> _TASK PROMPT_
Your reply should be one number: the count of lines holding the word "zoom".

— Start of EXTRACTED RECORDS —

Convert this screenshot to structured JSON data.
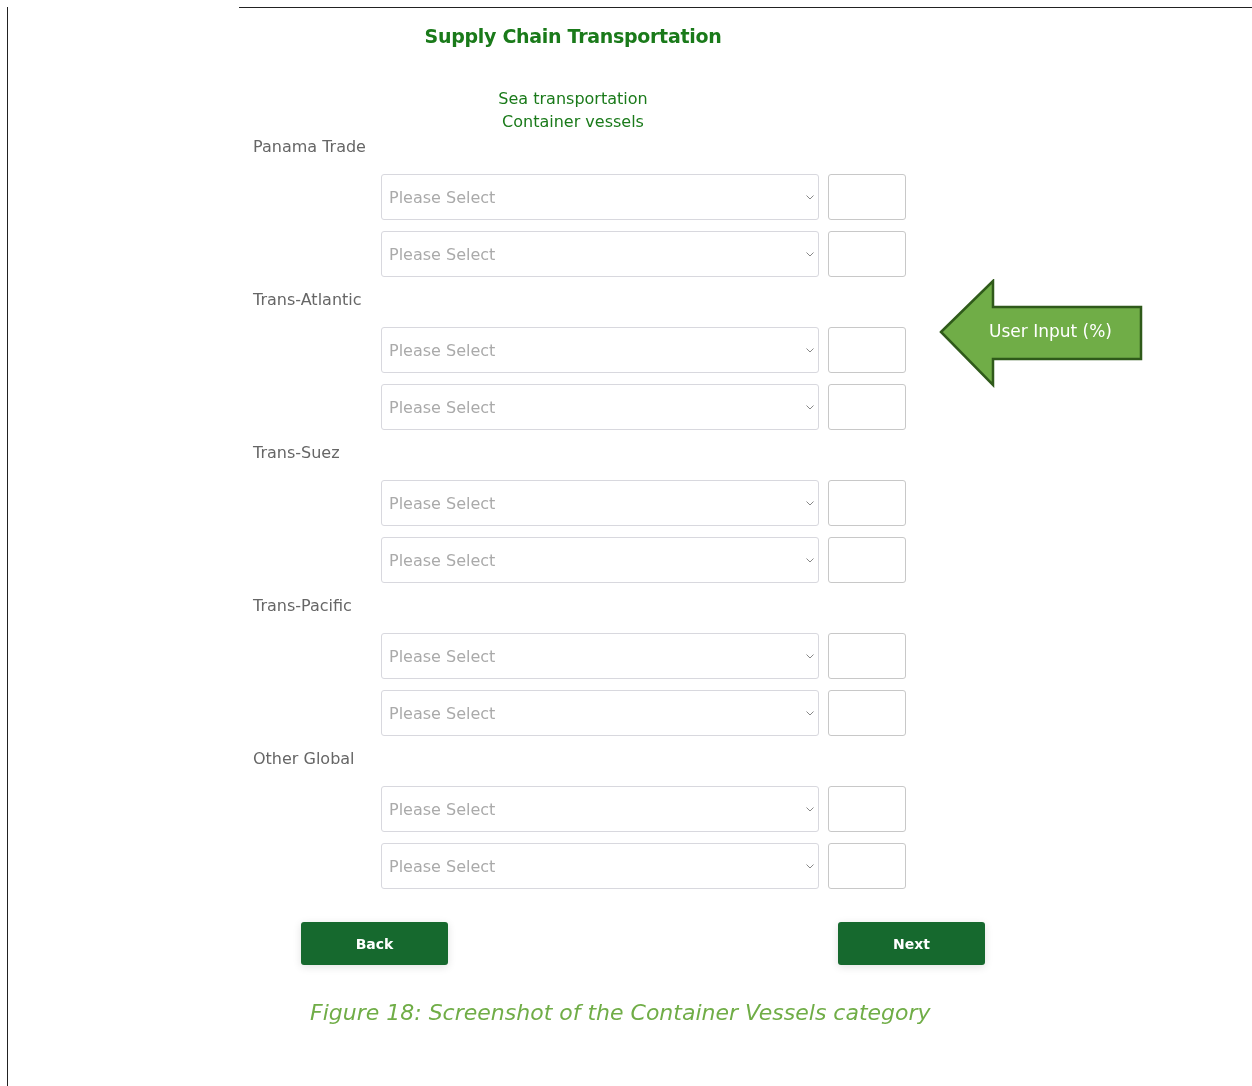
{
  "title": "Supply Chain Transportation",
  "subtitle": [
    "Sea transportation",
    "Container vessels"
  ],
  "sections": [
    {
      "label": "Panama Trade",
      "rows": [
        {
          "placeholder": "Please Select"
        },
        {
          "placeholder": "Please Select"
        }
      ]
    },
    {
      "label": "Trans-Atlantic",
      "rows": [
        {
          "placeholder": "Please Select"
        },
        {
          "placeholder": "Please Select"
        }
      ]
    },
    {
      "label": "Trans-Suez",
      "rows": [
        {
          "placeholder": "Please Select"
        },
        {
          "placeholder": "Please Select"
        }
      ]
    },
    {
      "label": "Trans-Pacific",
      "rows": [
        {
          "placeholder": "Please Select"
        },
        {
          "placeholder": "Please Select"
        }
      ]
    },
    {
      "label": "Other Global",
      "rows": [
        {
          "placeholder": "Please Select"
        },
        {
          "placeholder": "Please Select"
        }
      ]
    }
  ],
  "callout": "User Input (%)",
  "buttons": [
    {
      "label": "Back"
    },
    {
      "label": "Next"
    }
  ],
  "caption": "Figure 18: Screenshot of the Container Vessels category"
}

— End of EXTRACTED RECORDS —
— Start of EXTRACTED RECORDS —

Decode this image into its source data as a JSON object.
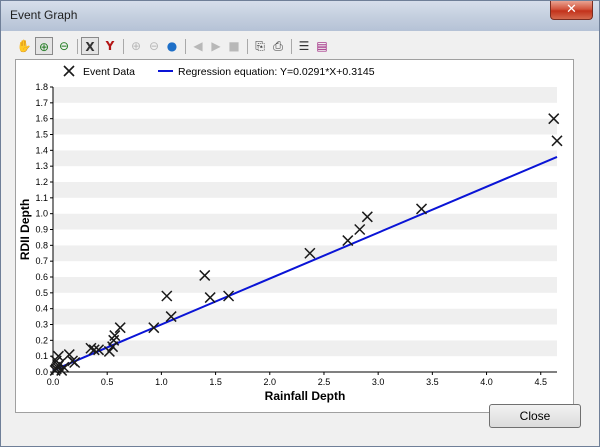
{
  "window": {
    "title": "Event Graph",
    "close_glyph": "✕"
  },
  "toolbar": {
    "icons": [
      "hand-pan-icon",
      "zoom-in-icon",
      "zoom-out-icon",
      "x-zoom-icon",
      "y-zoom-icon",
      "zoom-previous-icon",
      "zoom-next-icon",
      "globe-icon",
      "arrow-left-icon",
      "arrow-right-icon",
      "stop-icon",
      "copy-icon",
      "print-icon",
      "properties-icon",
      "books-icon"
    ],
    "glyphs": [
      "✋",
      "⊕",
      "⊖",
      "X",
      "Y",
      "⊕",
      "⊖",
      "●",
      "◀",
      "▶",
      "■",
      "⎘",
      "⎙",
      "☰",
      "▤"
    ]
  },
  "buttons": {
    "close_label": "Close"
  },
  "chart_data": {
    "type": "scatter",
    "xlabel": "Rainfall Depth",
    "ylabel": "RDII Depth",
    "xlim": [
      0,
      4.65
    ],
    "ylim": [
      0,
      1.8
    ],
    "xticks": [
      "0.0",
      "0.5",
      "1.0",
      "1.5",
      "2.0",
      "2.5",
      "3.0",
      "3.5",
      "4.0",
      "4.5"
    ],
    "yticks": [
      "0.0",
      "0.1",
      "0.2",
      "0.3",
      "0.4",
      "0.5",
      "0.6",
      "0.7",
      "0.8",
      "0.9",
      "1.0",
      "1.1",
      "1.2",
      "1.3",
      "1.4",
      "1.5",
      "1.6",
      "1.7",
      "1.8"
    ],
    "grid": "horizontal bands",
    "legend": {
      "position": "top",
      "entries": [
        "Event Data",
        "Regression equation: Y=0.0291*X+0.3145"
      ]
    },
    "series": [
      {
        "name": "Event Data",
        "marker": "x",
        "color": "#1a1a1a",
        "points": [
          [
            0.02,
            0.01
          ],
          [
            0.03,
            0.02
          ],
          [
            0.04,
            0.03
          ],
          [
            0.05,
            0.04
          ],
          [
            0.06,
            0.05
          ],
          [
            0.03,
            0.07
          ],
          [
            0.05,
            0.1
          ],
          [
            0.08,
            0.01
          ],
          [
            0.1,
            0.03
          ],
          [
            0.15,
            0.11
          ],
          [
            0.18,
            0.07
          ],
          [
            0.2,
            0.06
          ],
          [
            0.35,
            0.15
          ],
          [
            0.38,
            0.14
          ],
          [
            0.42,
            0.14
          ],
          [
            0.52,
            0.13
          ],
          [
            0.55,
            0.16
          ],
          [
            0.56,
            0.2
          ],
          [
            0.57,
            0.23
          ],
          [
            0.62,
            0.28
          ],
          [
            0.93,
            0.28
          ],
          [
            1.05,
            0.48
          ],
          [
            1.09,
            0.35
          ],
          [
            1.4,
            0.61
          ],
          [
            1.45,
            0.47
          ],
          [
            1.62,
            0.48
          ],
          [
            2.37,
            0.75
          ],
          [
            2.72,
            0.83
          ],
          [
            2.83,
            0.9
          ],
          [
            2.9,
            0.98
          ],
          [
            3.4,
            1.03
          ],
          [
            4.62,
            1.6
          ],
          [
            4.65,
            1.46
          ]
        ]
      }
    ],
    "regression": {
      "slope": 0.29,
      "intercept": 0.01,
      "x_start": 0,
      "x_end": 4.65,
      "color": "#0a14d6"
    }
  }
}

— End of EXTRACTED RECORDS —

> _THE OUTPUT_
6